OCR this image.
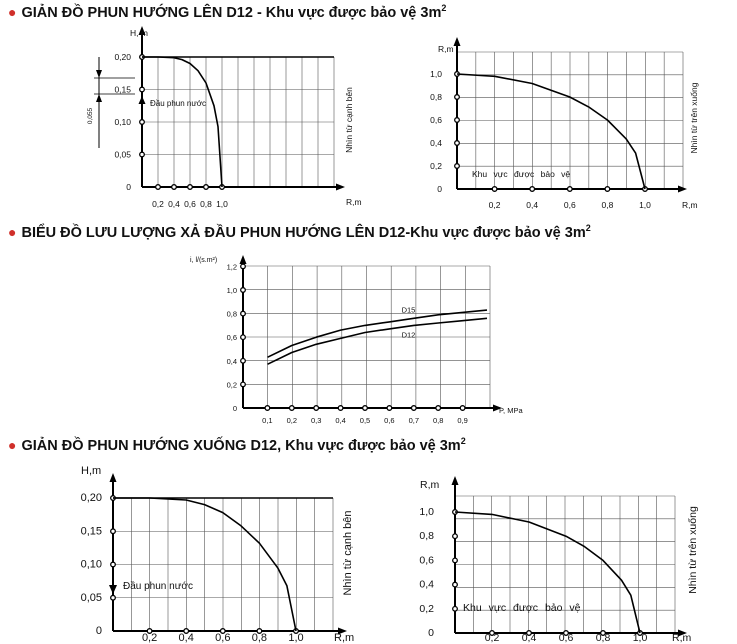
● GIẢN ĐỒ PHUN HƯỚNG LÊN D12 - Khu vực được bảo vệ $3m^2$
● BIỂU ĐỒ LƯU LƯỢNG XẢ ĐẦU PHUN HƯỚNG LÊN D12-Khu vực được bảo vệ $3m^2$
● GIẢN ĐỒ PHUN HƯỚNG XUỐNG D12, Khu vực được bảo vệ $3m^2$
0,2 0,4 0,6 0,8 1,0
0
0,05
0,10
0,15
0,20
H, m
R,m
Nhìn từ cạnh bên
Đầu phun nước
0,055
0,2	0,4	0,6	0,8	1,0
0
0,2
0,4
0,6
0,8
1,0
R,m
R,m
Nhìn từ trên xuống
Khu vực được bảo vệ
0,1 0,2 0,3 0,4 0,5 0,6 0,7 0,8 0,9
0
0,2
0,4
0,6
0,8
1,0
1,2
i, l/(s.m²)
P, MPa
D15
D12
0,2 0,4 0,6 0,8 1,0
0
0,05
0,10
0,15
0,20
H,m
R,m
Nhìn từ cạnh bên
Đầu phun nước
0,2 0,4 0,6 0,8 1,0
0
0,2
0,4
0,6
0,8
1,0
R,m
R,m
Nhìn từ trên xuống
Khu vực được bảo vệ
=====
[Work to be completed] Pick out the lines above that hold the string "HƯỚNG" and show them.

[Answer in full]
● GIẢN ĐỒ PHUN HƯỚNG LÊN D12 - Khu vực được bảo vệ $3m^2$
● BIỂU ĐỒ LƯU LƯỢNG XẢ ĐẦU PHUN HƯỚNG LÊN D12-Khu vực được bảo vệ $3m^2$
● GIẢN ĐỒ PHUN HƯỚNG XUỐNG D12, Khu vực được bảo vệ $3m^2$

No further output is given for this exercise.